» Page
>>>>
Kilby died Monday, according to Texas Instruments Inc., where he worked
for many years.
Before the integrated circuit, electronic devices relied on bulky and
fragile circuitry, including glass vacuum tubes. In the late 1950s,
there was considerable interest - especially in the military - in
making devices smaller.
Kilby's fingernail-size integrated circuit, a forerunner of the
microchip used in today's computers, replaced the bulky and unreliable
switches and tubes.
It was during his first year working at TI in Dallas in the summer of
1958 that Kilby set out on a course that would forever change how
electricity is used to efficiently and reliably power everything from
vacuum cleaners to supercomputers. Using borrowed equipment, he built
the first integrated circuit in which all the components were
fabricated in a single piece of semiconductor material half the size of
a paper clip.
"TI was the only company that agreed to let me work on electronic
component miniaturization more or less full time, and it turned out to
be a great fit," Kilby wrote in an autobiography for the Nobel
Committee in 2000, the year he won the prize for physics.
<<<<
» Collected data entries
>>>>
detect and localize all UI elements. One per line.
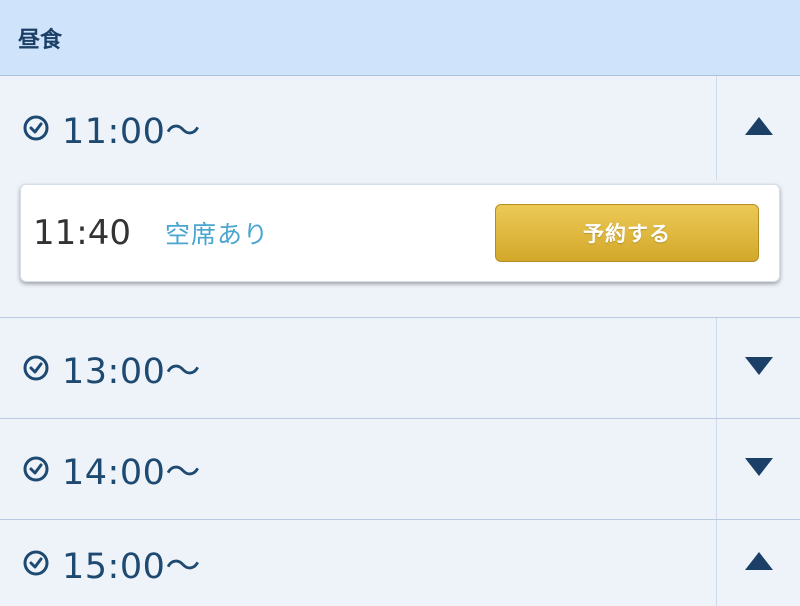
slot-header[interactable]: 15:00〜 xyxy=(0,520,716,606)
clock-icon xyxy=(22,549,50,577)
slot-time: 13:00〜 xyxy=(62,351,201,392)
reserve-button[interactable]: 予約する xyxy=(495,204,759,262)
clock-icon xyxy=(22,354,50,382)
expand-toggle[interactable] xyxy=(716,318,800,418)
slot-row-1400[interactable]: 14:00〜 xyxy=(0,419,800,520)
clock-icon xyxy=(22,114,50,142)
slot-header[interactable]: 14:00〜 xyxy=(0,419,716,519)
clock-icon xyxy=(22,455,50,483)
chevron-up-icon xyxy=(744,550,774,576)
chevron-down-icon xyxy=(744,355,774,381)
slot-row-1500[interactable]: 15:00〜 xyxy=(0,520,800,606)
expand-toggle[interactable] xyxy=(716,76,800,180)
chevron-down-icon xyxy=(744,456,774,482)
slot-header[interactable]: 11:00〜 xyxy=(0,76,716,180)
slot-time: 11:00〜 xyxy=(62,111,201,152)
slot-header[interactable]: 13:00〜 xyxy=(0,318,716,418)
slot-time: 15:00〜 xyxy=(62,546,201,587)
expand-toggle[interactable] xyxy=(716,419,800,519)
availability-time: 11:40 xyxy=(33,213,131,253)
chevron-up-icon xyxy=(744,115,774,141)
expand-toggle[interactable] xyxy=(716,520,800,606)
slot-availability-panel: 11:40 空席あり 予約する xyxy=(0,180,800,318)
slot-row-1300[interactable]: 13:00〜 xyxy=(0,318,800,419)
section-title: 昼食 xyxy=(18,27,63,53)
slot-time: 14:00〜 xyxy=(62,452,201,493)
section-header: 昼食 xyxy=(0,0,800,76)
availability-card: 11:40 空席あり 予約する xyxy=(20,184,780,282)
slot-row-1100[interactable]: 11:00〜 xyxy=(0,76,800,180)
availability-status: 空席あり xyxy=(165,220,270,249)
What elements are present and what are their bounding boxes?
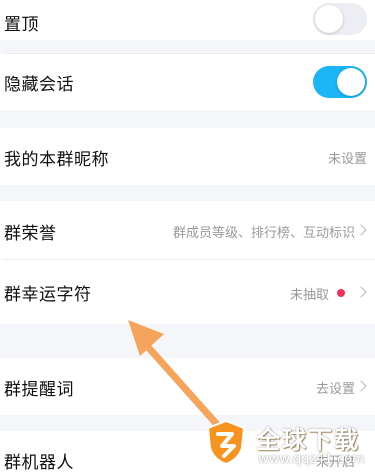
site-watermark: 全球下载 www.qqz41.com bbox=[200, 414, 375, 475]
hide-chat-toggle[interactable] bbox=[313, 66, 367, 98]
group-honor-value: 群成员等级、排行榜、互动标识 bbox=[172, 226, 355, 241]
group-lucky-char-value: 未抽取 bbox=[289, 288, 329, 303]
group-honor-row[interactable]: 群荣誉 群成员等级、排行榜、互动标识 bbox=[0, 201, 375, 259]
group-robot-label: 群机器人 bbox=[4, 453, 74, 473]
shield-logo-icon bbox=[206, 419, 246, 466]
chevron-right-icon bbox=[355, 224, 367, 236]
group-lucky-char-row[interactable]: 群幸运字符 未抽取 bbox=[0, 260, 375, 324]
group-lucky-char-label: 群幸运字符 bbox=[4, 285, 92, 305]
new-badge-dot bbox=[337, 289, 345, 297]
group-settings-screen: 置顶 隐藏会话 我的本群昵称 未设置 群荣誉 群成员等级、排行榜、互动标识 群幸… bbox=[0, 0, 375, 475]
group-reminder-words-label: 群提醒词 bbox=[4, 380, 74, 400]
chevron-right-icon bbox=[355, 286, 367, 298]
toggle-knob bbox=[337, 68, 365, 96]
pin-chat-label: 置顶 bbox=[4, 15, 39, 35]
pin-chat-toggle[interactable] bbox=[313, 3, 367, 35]
my-group-nickname-label: 我的本群昵称 bbox=[4, 150, 109, 170]
group-reminder-words-value: 去设置 bbox=[315, 382, 355, 397]
hide-chat-label: 隐藏会话 bbox=[4, 75, 74, 95]
watermark-url: www.qqz41.com bbox=[258, 452, 365, 467]
pin-chat-row[interactable]: 置顶 bbox=[0, 0, 375, 40]
toggle-knob bbox=[315, 5, 343, 33]
my-group-nickname-row[interactable]: 我的本群昵称 未设置 bbox=[0, 128, 375, 185]
chevron-right-icon bbox=[355, 380, 367, 392]
hide-chat-row[interactable]: 隐藏会话 bbox=[0, 54, 375, 110]
watermark-title: 全球下载 bbox=[256, 426, 360, 454]
my-group-nickname-value: 未设置 bbox=[327, 152, 367, 167]
group-honor-label: 群荣誉 bbox=[4, 224, 57, 244]
group-reminder-words-row[interactable]: 群提醒词 去设置 bbox=[0, 358, 375, 415]
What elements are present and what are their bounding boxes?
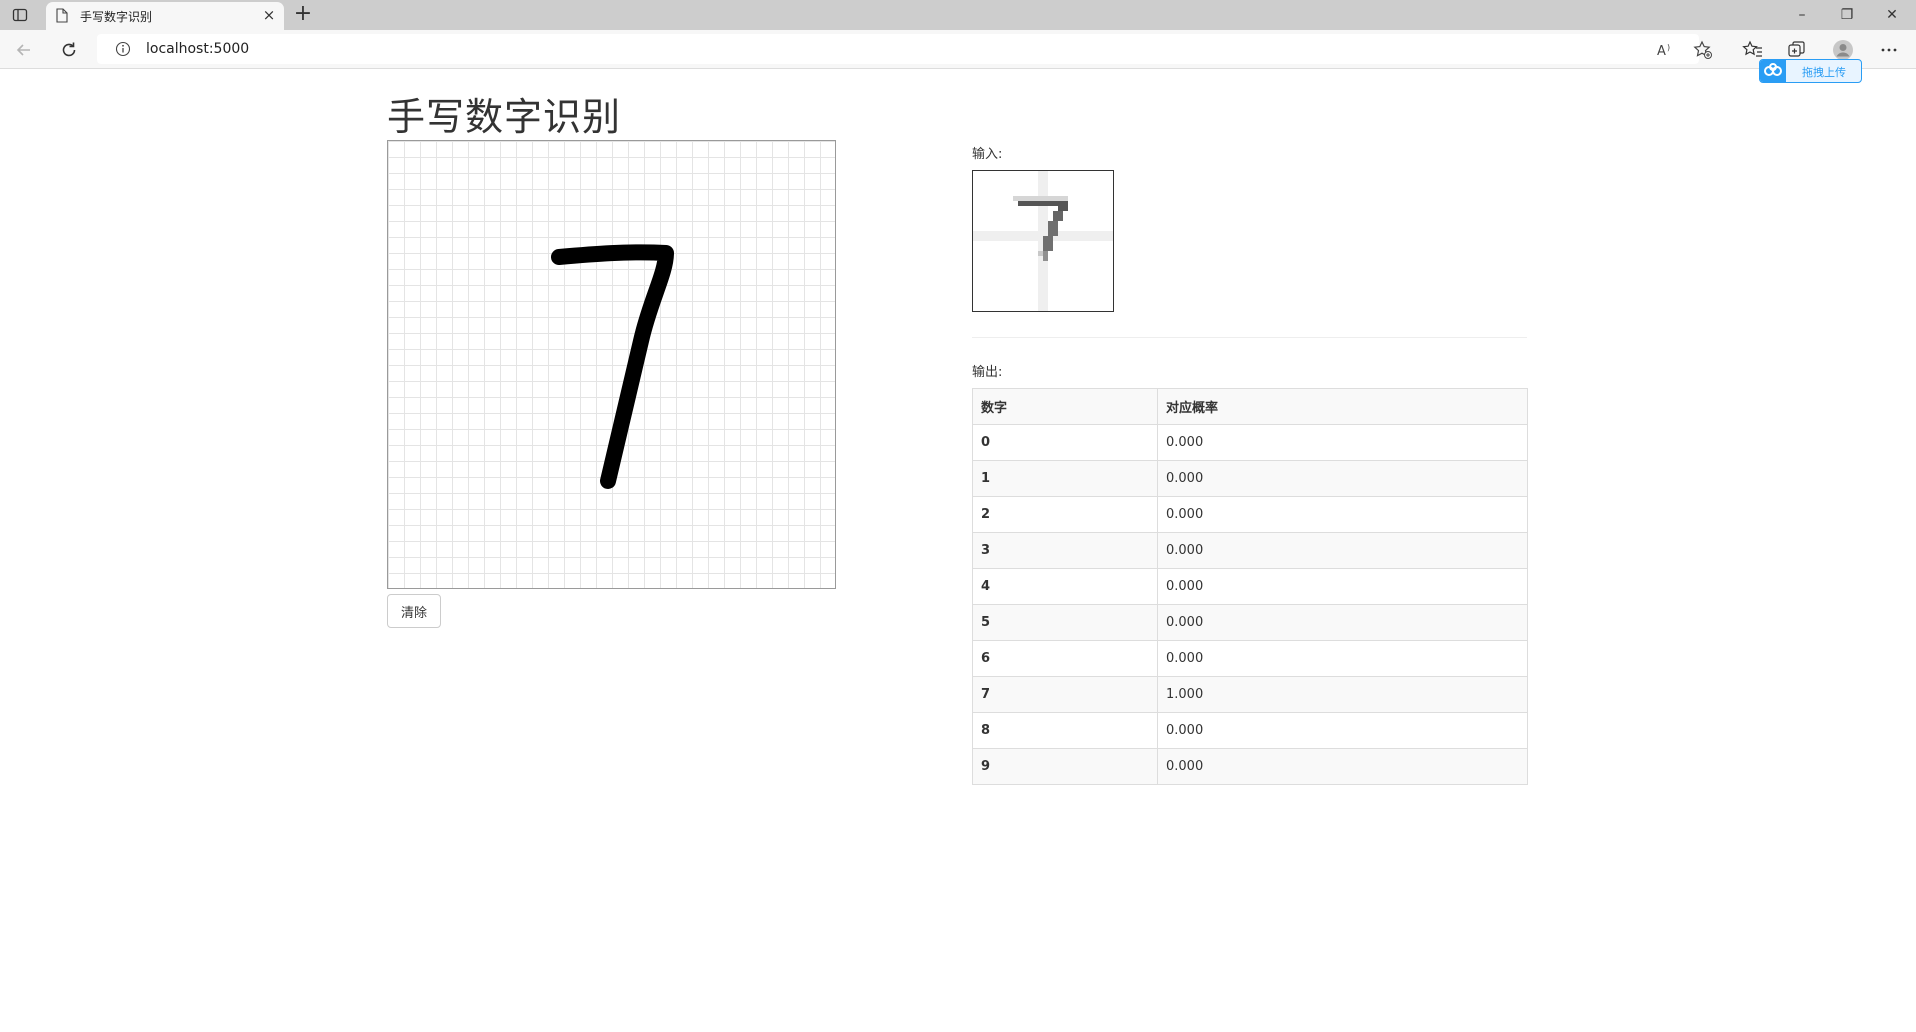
<<<<
» Tasks to complete
1. Rewrite the paragraph of the Kilby article that begins "It was during his first year" as a short bulleted list, keeping its main facts.
2. Can you carry on the Kilby article past its final sentence?

» Solved problems
1.
- In the summer of 1958, during his first year at TI in Dallas, Kilby began work that would forever change how electricity is used to efficiently and reliably power everything from vacuum cleaners to supercomputers.
- He used borrowed equipment.
- He built the first integrated circuit in which all the components were fabricated in a single piece of semiconductor material.
- That piece was half the size of a paper clip.

2.
Today, integrated circuits can be found in all manner of digital
devices, from TVs to microwave ovens. Sales of integrated circuits
totaled $179 billion in 2004, supporting a global electronics market of
more than $1.1 trillion, according to TI.
The contributions of Kilby - who also co-invented the handheld
calculator - are hard to overstate, according to technology experts.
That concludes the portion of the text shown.